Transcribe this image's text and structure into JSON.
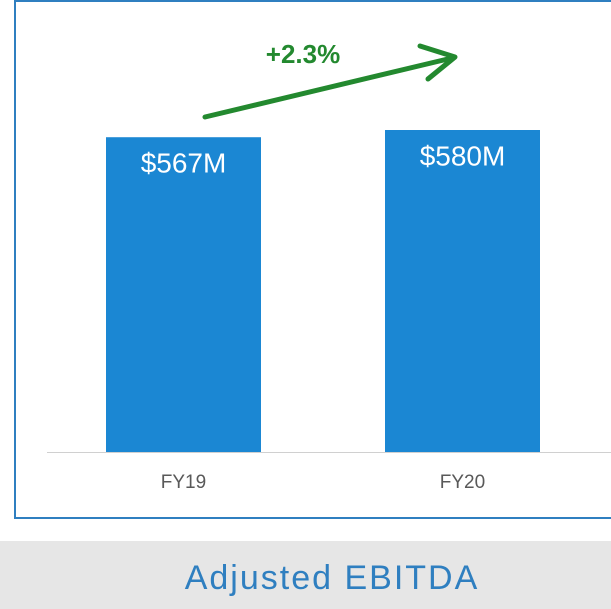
{
  "chart_data": {
    "type": "bar",
    "title": "Adjusted EBITDA",
    "annotation": "+2.3%",
    "categories": [
      "FY19",
      "FY20"
    ],
    "values": [
      567,
      580
    ],
    "value_labels": [
      "$567M",
      "$580M"
    ],
    "color": "#1b87d3",
    "annotation_color": "#23892f"
  }
}
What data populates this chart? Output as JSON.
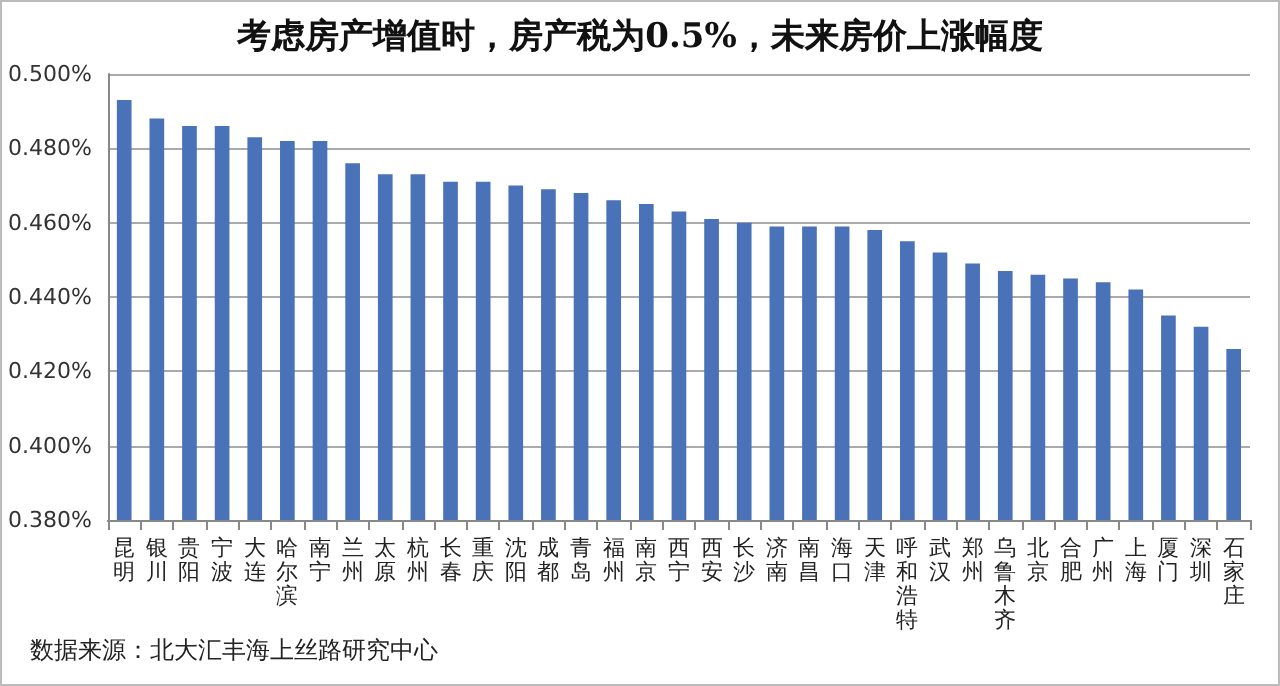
{
  "chart_data": {
    "type": "bar",
    "title": "考虑房产增值时，房产税为0.5%，未来房价上涨幅度",
    "categories": [
      "昆明",
      "银川",
      "贵阳",
      "宁波",
      "大连",
      "哈尔滨",
      "南宁",
      "兰州",
      "太原",
      "杭州",
      "长春",
      "重庆",
      "沈阳",
      "成都",
      "青岛",
      "福州",
      "南京",
      "西宁",
      "西安",
      "长沙",
      "济南",
      "南昌",
      "海口",
      "天津",
      "呼和浩特",
      "武汉",
      "郑州",
      "乌鲁木齐",
      "北京",
      "合肥",
      "广州",
      "上海",
      "厦门",
      "深圳",
      "石家庄"
    ],
    "values": [
      0.493,
      0.488,
      0.486,
      0.486,
      0.483,
      0.482,
      0.482,
      0.476,
      0.473,
      0.473,
      0.471,
      0.471,
      0.47,
      0.469,
      0.468,
      0.466,
      0.465,
      0.463,
      0.461,
      0.46,
      0.459,
      0.459,
      0.459,
      0.458,
      0.455,
      0.452,
      0.449,
      0.447,
      0.446,
      0.445,
      0.444,
      0.442,
      0.435,
      0.432,
      0.426
    ],
    "color": "#4a72b8",
    "ylim": [
      0.38,
      0.5
    ],
    "yticks": [
      {
        "value": 0.38,
        "label": "0.380%"
      },
      {
        "value": 0.4,
        "label": "0.400%"
      },
      {
        "value": 0.42,
        "label": "0.420%"
      },
      {
        "value": 0.44,
        "label": "0.440%"
      },
      {
        "value": 0.46,
        "label": "0.460%"
      },
      {
        "value": 0.48,
        "label": "0.480%"
      },
      {
        "value": 0.5,
        "label": "0.500%"
      }
    ],
    "grid": "y",
    "annotations": [
      "数据来源：北大汇丰海上丝路研究中心"
    ]
  }
}
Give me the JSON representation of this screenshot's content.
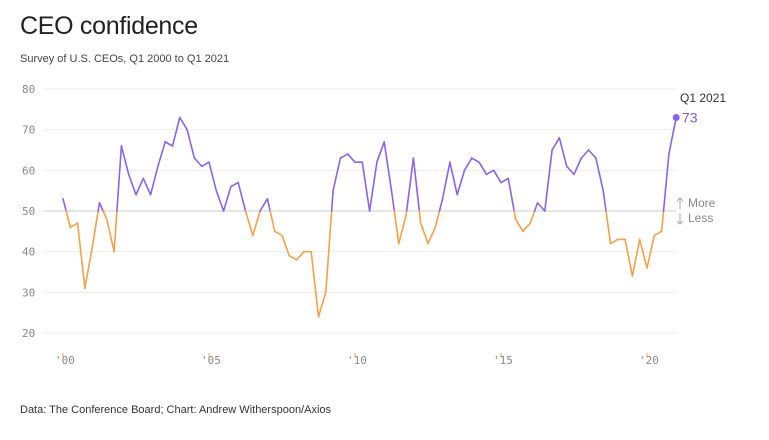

···

Task brief:
Show all lines above holding "title".

Reply to the task:
    "title": "Adjusted EBITDA",
    "title": "考虑房产增值时，房产税为0.5%，未来房价上涨幅度",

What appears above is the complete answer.